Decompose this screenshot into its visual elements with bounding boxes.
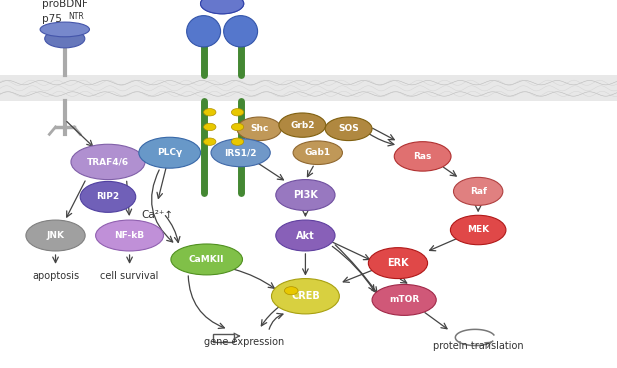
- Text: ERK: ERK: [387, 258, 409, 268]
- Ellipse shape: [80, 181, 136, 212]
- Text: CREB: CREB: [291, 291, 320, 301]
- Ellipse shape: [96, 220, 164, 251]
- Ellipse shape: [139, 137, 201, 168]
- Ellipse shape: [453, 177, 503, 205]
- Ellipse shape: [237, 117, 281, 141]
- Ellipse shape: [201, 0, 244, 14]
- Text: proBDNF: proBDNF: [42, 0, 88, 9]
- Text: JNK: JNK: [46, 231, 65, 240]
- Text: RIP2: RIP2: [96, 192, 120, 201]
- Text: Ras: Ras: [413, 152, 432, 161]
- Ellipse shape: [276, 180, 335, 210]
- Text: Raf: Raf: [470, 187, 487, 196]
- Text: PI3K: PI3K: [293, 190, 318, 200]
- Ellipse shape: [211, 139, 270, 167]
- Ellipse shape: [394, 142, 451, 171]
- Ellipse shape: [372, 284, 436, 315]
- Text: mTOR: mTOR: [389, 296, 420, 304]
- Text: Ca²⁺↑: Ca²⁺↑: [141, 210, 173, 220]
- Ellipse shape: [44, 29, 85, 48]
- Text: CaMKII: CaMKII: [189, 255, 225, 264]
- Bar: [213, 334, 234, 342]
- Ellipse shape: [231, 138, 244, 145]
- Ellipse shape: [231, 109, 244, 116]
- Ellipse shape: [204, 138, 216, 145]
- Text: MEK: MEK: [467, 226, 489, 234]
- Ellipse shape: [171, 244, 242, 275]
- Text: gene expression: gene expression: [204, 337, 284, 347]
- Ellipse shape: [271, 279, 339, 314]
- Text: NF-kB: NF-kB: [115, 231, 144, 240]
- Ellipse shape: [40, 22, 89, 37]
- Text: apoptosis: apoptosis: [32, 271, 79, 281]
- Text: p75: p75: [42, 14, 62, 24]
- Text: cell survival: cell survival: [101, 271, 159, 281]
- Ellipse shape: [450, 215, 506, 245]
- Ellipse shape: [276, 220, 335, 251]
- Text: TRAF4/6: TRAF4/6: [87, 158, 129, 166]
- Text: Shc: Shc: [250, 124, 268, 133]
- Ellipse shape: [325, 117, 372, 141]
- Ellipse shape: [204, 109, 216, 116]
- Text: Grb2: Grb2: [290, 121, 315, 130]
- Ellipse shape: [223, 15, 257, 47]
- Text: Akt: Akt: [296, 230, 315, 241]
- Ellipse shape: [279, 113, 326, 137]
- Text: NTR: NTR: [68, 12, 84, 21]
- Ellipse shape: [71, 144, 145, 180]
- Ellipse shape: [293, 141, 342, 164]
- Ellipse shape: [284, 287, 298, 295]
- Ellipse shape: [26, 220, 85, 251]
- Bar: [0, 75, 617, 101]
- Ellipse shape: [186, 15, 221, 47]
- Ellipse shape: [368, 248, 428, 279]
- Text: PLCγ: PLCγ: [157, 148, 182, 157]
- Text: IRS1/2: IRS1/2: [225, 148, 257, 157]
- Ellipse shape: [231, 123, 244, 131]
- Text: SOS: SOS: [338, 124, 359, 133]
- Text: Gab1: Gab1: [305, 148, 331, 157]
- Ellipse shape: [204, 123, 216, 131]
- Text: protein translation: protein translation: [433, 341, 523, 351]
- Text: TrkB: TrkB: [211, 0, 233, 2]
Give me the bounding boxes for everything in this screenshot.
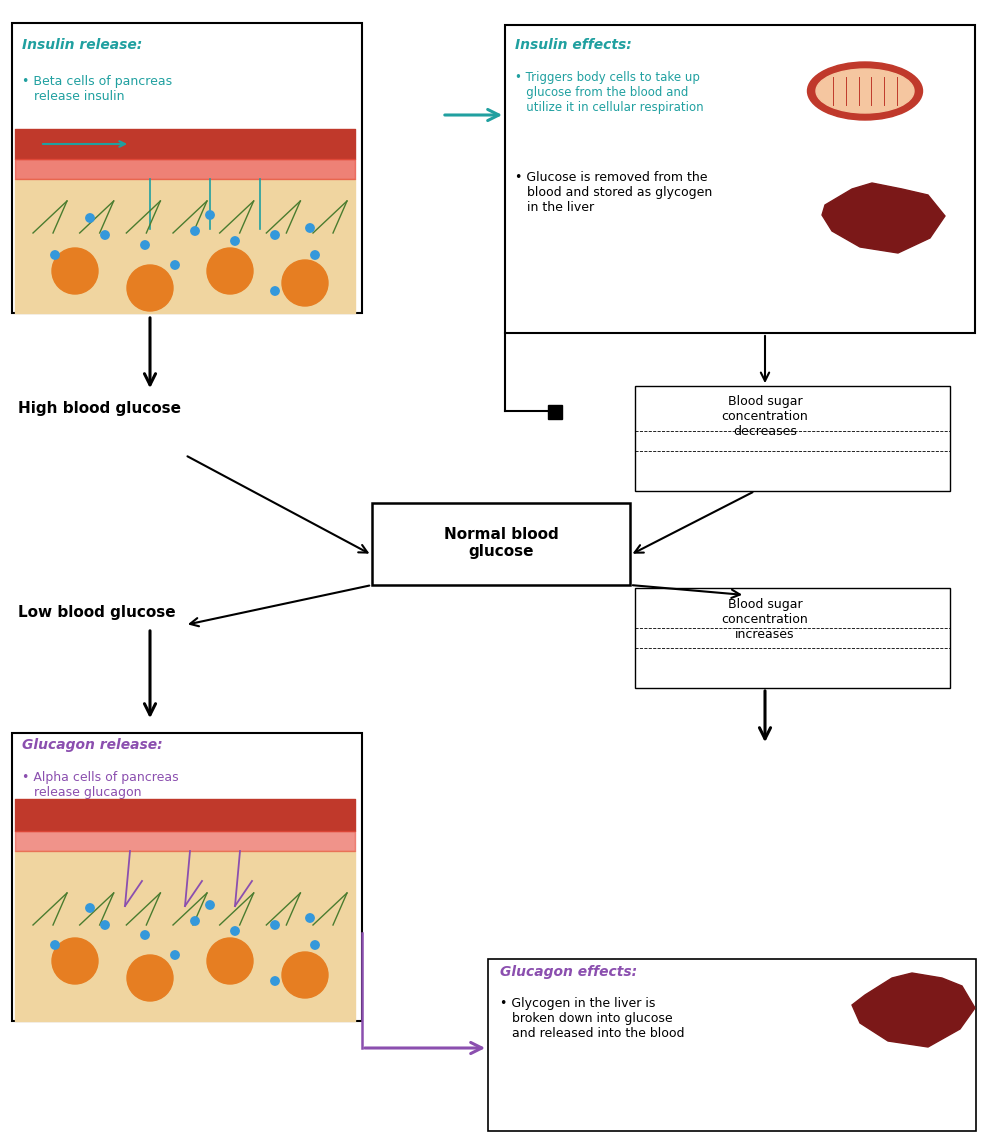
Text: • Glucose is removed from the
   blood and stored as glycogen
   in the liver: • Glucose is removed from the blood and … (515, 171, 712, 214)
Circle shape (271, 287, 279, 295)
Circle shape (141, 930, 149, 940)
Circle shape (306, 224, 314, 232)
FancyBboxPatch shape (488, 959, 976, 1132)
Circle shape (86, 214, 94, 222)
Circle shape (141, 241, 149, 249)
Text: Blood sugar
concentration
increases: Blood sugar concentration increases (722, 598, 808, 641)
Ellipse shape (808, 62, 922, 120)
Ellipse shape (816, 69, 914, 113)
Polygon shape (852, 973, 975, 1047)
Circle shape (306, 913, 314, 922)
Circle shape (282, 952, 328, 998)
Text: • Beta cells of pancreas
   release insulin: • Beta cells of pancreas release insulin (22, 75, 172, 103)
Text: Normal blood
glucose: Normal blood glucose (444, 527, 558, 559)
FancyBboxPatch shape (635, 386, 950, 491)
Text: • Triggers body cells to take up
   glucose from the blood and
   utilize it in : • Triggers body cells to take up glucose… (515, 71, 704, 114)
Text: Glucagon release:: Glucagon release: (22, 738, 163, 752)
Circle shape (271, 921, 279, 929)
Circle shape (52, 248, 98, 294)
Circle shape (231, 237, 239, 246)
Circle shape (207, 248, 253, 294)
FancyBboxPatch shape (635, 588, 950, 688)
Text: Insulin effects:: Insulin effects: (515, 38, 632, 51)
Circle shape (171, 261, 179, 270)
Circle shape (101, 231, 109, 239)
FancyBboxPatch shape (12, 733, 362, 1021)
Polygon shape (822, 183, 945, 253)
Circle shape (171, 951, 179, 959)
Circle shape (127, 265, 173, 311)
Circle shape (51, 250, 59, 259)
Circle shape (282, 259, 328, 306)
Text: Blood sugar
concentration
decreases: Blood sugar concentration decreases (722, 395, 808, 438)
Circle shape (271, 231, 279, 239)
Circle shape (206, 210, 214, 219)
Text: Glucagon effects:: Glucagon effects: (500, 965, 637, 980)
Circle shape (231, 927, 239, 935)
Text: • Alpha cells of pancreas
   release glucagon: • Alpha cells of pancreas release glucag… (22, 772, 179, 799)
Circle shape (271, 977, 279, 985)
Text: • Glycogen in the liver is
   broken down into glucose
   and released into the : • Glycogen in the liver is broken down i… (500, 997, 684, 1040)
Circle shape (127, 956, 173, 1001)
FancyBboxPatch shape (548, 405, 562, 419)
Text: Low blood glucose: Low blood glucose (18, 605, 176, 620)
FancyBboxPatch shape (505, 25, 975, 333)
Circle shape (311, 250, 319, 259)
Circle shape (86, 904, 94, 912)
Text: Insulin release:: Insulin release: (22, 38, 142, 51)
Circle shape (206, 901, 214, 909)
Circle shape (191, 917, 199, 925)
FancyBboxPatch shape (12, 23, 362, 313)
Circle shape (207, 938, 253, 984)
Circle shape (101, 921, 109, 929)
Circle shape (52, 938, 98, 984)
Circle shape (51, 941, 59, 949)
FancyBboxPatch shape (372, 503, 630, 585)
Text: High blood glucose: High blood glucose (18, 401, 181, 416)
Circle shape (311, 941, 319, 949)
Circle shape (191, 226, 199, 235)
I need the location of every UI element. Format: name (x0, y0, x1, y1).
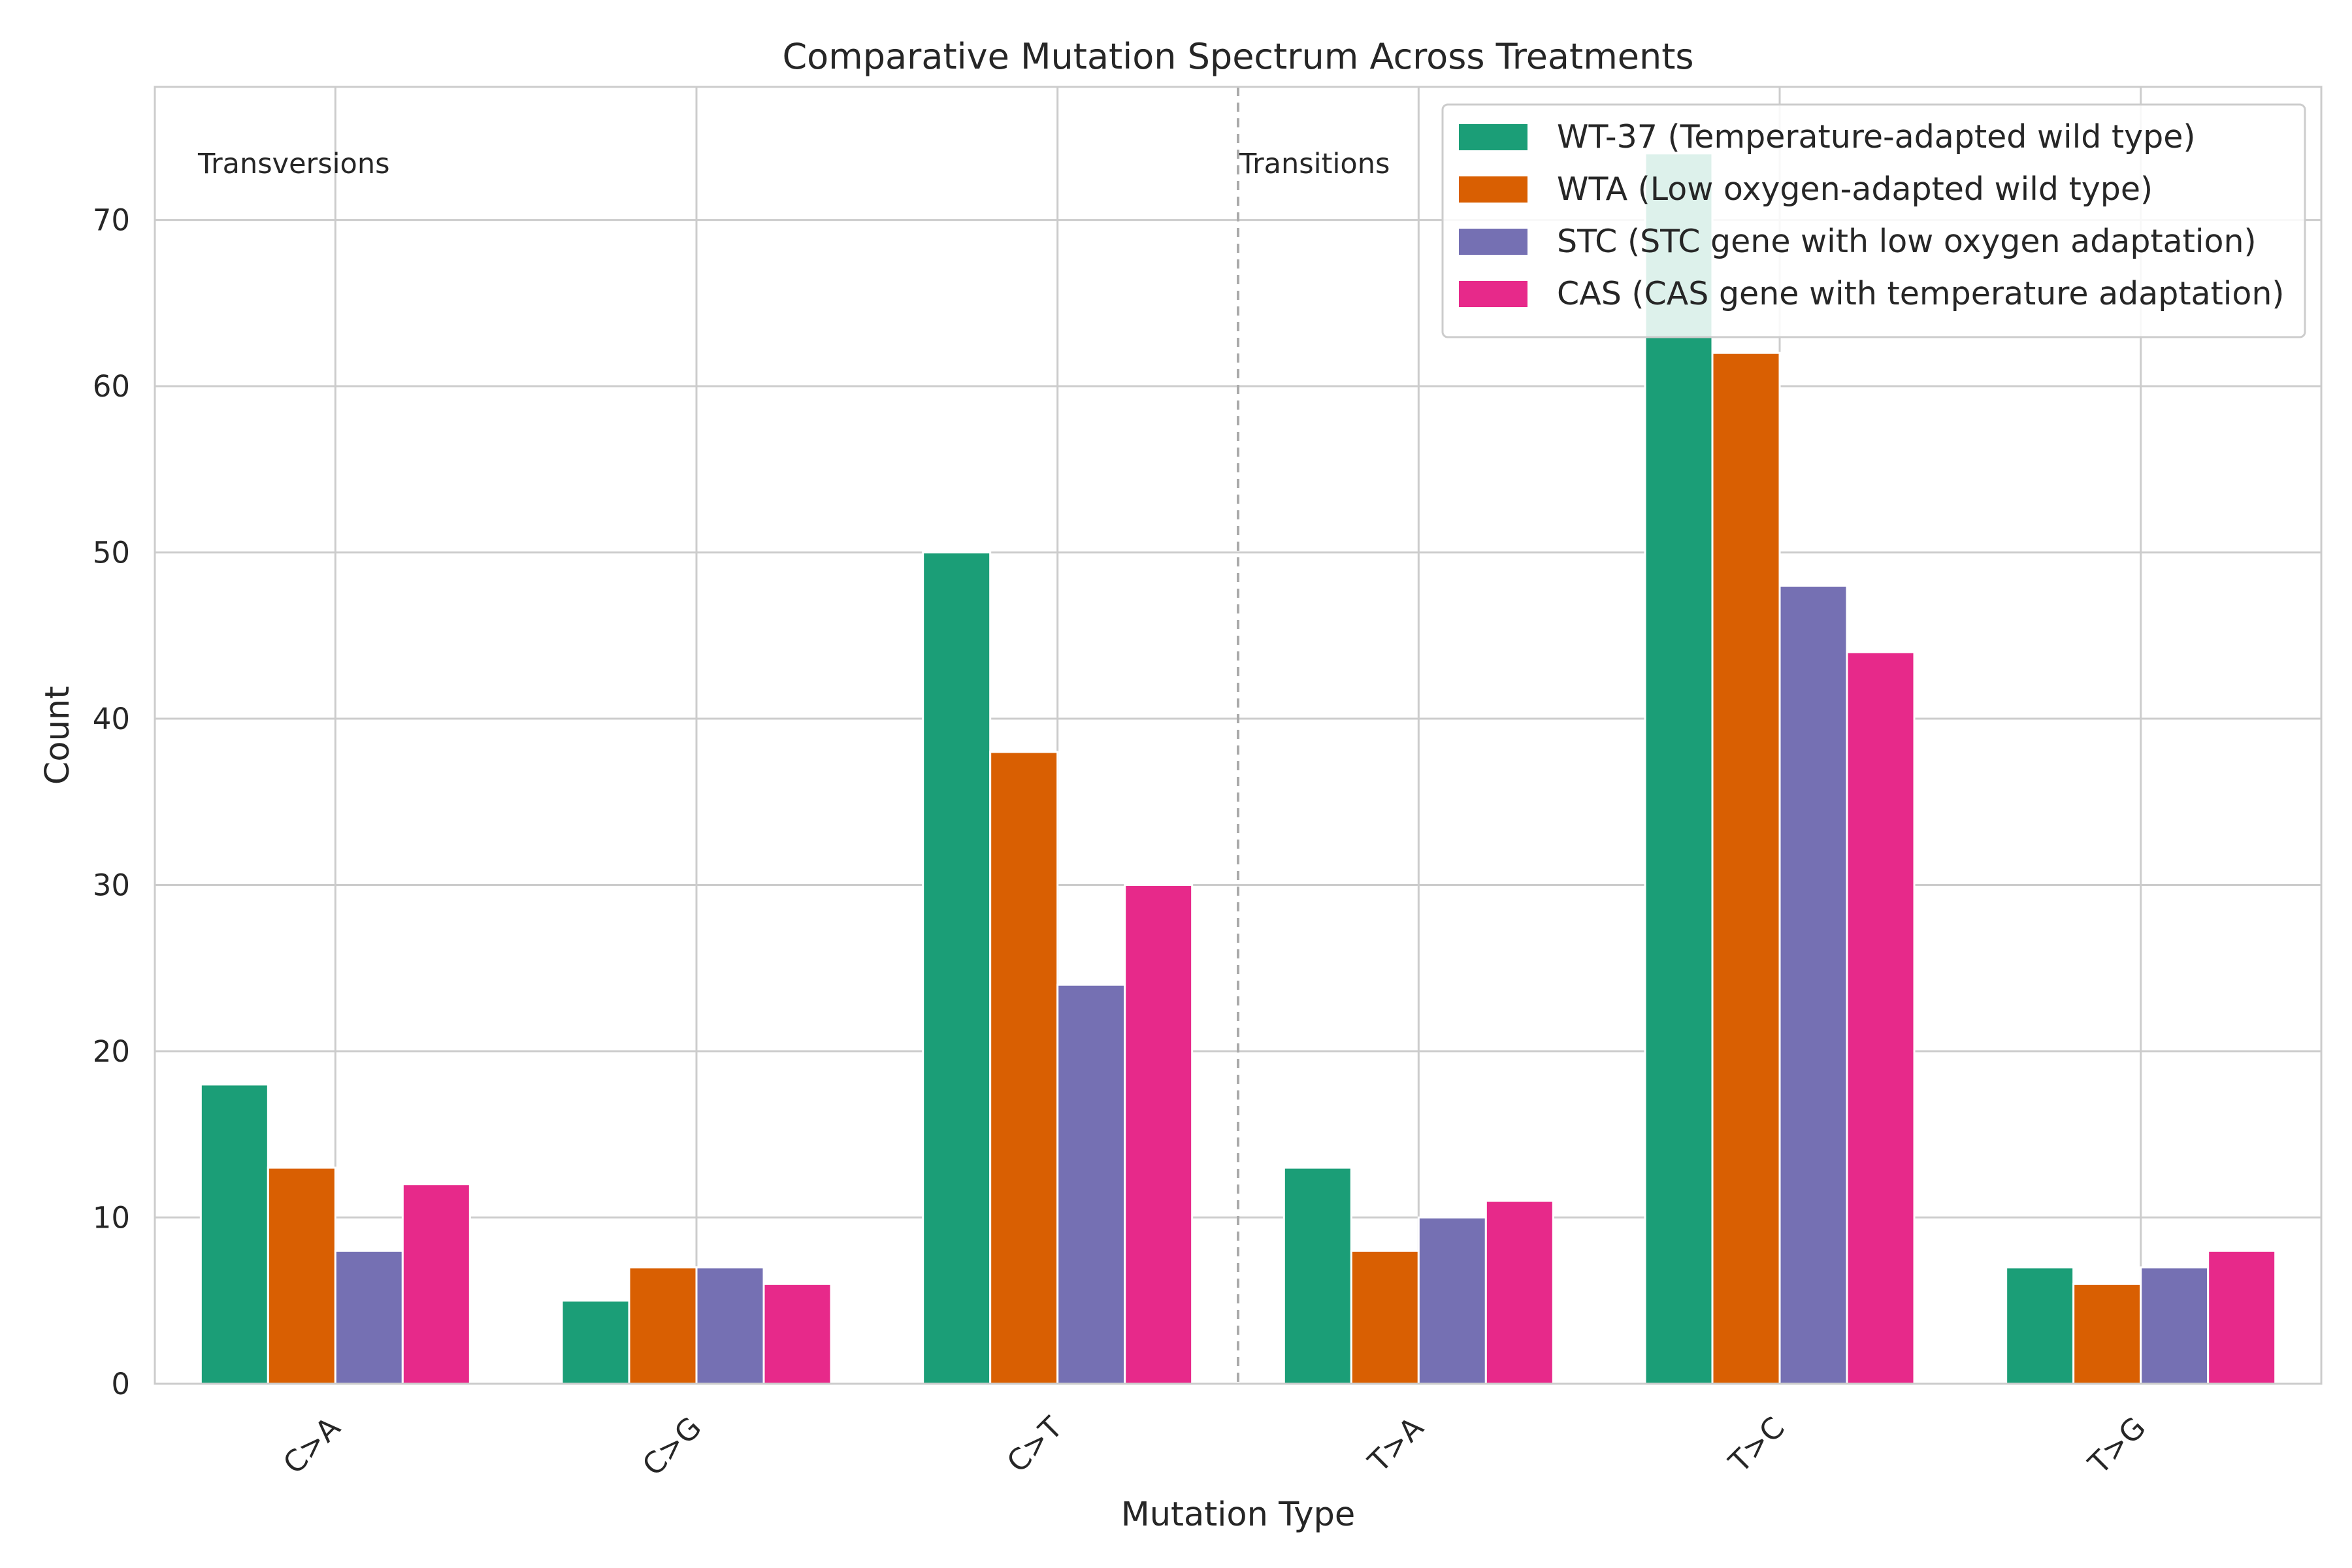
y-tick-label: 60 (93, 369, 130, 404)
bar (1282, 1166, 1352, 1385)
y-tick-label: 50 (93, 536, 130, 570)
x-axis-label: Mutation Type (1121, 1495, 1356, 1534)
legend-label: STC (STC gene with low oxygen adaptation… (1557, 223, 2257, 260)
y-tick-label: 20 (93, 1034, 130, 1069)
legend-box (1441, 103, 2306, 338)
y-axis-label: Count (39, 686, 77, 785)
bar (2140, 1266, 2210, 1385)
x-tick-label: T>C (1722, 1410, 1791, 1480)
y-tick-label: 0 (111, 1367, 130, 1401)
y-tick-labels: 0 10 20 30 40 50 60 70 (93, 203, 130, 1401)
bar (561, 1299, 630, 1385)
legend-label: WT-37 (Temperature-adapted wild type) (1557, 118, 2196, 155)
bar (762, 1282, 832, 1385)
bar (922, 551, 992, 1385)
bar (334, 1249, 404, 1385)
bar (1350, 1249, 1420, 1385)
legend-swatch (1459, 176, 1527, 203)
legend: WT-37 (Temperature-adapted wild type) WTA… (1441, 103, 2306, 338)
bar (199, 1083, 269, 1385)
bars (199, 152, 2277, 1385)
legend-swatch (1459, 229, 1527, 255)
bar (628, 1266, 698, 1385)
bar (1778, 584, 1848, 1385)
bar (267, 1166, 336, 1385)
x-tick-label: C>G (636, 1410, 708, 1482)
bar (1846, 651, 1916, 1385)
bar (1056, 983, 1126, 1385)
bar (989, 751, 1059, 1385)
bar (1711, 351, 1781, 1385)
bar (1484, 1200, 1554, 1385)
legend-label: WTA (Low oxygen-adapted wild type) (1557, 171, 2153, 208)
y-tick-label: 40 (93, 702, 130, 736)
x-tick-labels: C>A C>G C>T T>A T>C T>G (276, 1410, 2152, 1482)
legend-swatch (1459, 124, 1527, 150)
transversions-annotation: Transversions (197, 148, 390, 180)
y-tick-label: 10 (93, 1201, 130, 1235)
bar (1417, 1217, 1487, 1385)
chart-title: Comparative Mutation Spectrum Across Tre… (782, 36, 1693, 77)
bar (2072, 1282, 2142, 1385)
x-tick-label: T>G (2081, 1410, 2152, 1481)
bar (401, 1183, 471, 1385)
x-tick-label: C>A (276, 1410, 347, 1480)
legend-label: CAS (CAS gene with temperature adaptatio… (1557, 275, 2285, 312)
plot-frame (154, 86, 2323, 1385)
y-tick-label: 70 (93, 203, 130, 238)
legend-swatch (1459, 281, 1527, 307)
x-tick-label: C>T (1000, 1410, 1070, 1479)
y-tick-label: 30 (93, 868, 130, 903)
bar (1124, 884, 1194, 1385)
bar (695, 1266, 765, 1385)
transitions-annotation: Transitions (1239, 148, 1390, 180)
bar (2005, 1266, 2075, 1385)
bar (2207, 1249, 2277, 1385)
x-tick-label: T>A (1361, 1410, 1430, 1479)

________________________

PROBLEM TO WORK ON: Your response should contain each line of the entries above that holds the string "pancreas".

OUTPUT OF THE EXERCISE:
Text: • Beta cells of pancreas
   release insulin: • Beta cells of pancreas release insulin (22, 75, 172, 103)
Text: • Alpha cells of pancreas
   release glucagon: • Alpha cells of pancreas release glucag… (22, 772, 179, 799)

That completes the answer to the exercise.